> Description of the task
Will you transcribe all the entries word for word, skipping the pictures they hold?
****
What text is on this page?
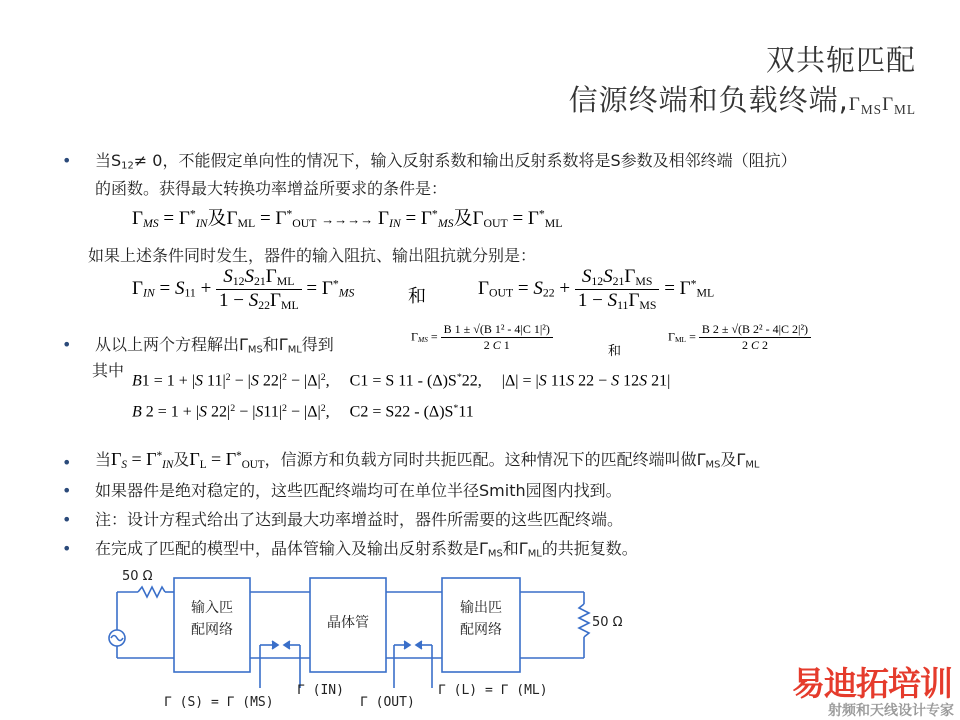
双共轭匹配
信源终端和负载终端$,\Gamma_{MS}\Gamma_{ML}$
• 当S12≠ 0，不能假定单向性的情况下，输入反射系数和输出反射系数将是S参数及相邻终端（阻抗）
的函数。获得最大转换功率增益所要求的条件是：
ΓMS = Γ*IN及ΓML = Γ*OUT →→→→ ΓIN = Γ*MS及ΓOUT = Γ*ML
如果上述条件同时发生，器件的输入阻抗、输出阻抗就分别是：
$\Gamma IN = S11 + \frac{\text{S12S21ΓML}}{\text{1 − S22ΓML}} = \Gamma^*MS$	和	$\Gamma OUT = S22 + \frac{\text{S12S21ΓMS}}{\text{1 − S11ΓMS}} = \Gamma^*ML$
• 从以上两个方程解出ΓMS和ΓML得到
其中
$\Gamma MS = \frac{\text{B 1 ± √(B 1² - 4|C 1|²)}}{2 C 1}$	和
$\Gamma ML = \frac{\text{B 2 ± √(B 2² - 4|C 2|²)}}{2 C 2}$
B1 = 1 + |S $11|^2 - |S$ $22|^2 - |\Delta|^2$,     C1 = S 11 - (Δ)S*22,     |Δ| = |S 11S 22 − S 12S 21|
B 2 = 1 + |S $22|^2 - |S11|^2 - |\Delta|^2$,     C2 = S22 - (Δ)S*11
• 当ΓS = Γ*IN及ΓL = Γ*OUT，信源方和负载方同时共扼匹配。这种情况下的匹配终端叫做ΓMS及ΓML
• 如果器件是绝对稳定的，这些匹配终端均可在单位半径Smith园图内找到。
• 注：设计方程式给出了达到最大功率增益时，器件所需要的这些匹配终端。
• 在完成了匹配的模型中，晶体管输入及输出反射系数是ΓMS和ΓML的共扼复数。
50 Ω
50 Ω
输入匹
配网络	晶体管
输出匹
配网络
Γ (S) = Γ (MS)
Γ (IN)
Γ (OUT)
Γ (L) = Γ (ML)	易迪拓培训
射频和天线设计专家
****
> Written response
What text is on this page?
双共轭匹配
信源终端和负载终端$,\Gamma_{MS}\Gamma_{ML}$
• 当S12≠ 0，不能假定单向性的情况下，输入反射系数和输出反射系数将是S参数及相邻终端（阻抗）
的函数。获得最大转换功率增益所要求的条件是：
ΓMS = Γ*IN及ΓML = Γ*OUT →→→→ ΓIN = Γ*MS及ΓOUT = Γ*ML
如果上述条件同时发生，器件的输入阻抗、输出阻抗就分别是：
$\Gamma IN = S11 + \frac{\text{S12S21ΓML}}{\text{1 − S22ΓML}} = \Gamma^*MS$	和	$\Gamma OUT = S22 + \frac{\text{S12S21ΓMS}}{\text{1 − S11ΓMS}} = \Gamma^*ML$
• 从以上两个方程解出ΓMS和ΓML得到
其中
$\Gamma MS = \frac{\text{B 1 ± √(B 1² - 4|C 1|²)}}{2 C 1}$	和
$\Gamma ML = \frac{\text{B 2 ± √(B 2² - 4|C 2|²)}}{2 C 2}$
B1 = 1 + |S $11|^2 - |S$ $22|^2 - |\Delta|^2$,     C1 = S 11 - (Δ)S*22,     |Δ| = |S 11S 22 − S 12S 21|
B 2 = 1 + |S $22|^2 - |S11|^2 - |\Delta|^2$,     C2 = S22 - (Δ)S*11
• 当ΓS = Γ*IN及ΓL = Γ*OUT，信源方和负载方同时共扼匹配。这种情况下的匹配终端叫做ΓMS及ΓML
• 如果器件是绝对稳定的，这些匹配终端均可在单位半径Smith园图内找到。
• 注：设计方程式给出了达到最大功率增益时，器件所需要的这些匹配终端。
• 在完成了匹配的模型中，晶体管输入及输出反射系数是ΓMS和ΓML的共扼复数。
50 Ω
50 Ω
输入匹
配网络	晶体管
输出匹
配网络
Γ (S) = Γ (MS)
Γ (IN)
Γ (OUT)
Γ (L) = Γ (ML)	易迪拓培训
射频和天线设计专家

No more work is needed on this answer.